| GOAL |
Repeat each line of the material exactly.
____
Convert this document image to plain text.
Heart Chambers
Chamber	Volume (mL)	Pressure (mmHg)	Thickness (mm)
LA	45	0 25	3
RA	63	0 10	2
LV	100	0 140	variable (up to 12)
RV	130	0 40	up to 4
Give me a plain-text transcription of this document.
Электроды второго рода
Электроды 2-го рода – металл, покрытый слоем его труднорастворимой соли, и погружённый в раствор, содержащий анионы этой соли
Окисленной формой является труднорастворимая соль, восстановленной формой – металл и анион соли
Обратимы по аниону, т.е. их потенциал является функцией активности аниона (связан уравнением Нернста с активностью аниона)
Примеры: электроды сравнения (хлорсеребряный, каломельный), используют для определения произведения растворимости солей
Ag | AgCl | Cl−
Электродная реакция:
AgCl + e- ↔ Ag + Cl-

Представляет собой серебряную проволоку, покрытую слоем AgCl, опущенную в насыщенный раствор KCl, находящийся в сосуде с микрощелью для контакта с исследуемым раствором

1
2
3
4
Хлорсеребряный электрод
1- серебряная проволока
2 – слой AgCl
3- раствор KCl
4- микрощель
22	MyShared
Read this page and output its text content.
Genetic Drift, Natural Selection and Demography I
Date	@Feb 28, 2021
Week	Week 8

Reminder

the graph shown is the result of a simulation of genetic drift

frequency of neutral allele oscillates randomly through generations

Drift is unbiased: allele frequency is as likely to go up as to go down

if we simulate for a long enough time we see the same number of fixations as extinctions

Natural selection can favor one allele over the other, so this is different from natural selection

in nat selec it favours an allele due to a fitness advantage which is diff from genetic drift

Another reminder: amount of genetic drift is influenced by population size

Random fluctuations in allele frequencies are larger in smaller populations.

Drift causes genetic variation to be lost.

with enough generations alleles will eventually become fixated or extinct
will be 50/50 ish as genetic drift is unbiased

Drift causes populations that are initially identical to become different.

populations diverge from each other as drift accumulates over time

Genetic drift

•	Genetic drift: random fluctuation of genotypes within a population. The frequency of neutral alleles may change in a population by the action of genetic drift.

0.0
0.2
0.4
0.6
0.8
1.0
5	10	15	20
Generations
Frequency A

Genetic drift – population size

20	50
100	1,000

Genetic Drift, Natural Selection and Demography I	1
____
| TASK RESULT |
Convert this document image to plain text.
Heart Chambers
Chamber	Volume (mL)	Pressure (mmHg)	Thickness (mm)
LA	45	0 25	3
RA	63	0 10	2
LV	100	0 140	variable (up to 12)
RV	130	0 40	up to 4
Give me a plain-text transcription of this document.
Электроды второго рода
Электроды 2-го рода – металл, покрытый слоем его труднорастворимой соли, и погружённый в раствор, содержащий анионы этой соли
Окисленной формой является труднорастворимая соль, восстановленной формой – металл и анион соли
Обратимы по аниону, т.е. их потенциал является функцией активности аниона (связан уравнением Нернста с активностью аниона)
Примеры: электроды сравнения (хлорсеребряный, каломельный), используют для определения произведения растворимости солей
Ag | AgCl | Cl−
Электродная реакция:
AgCl + e- ↔ Ag + Cl-

Представляет собой серебряную проволоку, покрытую слоем AgCl, опущенную в насыщенный раствор KCl, находящийся в сосуде с микрощелью для контакта с исследуемым раствором

1
2
3
4
Хлорсеребряный электрод
1- серебряная проволока
2 – слой AgCl
3- раствор KCl
4- микрощель
22	MyShared
Read this page and output its text content.
Genetic Drift, Natural Selection and Demography I
Date	@Feb 28, 2021
Week	Week 8

Reminder

the graph shown is the result of a simulation of genetic drift

frequency of neutral allele oscillates randomly through generations

Drift is unbiased: allele frequency is as likely to go up as to go down

if we simulate for a long enough time we see the same number of fixations as extinctions

Natural selection can favor one allele over the other, so this is different from natural selection

in nat selec it favours an allele due to a fitness advantage which is diff from genetic drift

Another reminder: amount of genetic drift is influenced by population size

Random fluctuations in allele frequencies are larger in smaller populations.

Drift causes genetic variation to be lost.

with enough generations alleles will eventually become fixated or extinct
will be 50/50 ish as genetic drift is unbiased

Drift causes populations that are initially identical to become different.

populations diverge from each other as drift accumulates over time

Genetic drift

•	Genetic drift: random fluctuation of genotypes within a population. The frequency of neutral alleles may change in a population by the action of genetic drift.

0.0
0.2
0.4
0.6
0.8
1.0
5	10	15	20
Generations
Frequency A

Genetic drift – population size

20	50
100	1,000

Genetic Drift, Natural Selection and Demography I	1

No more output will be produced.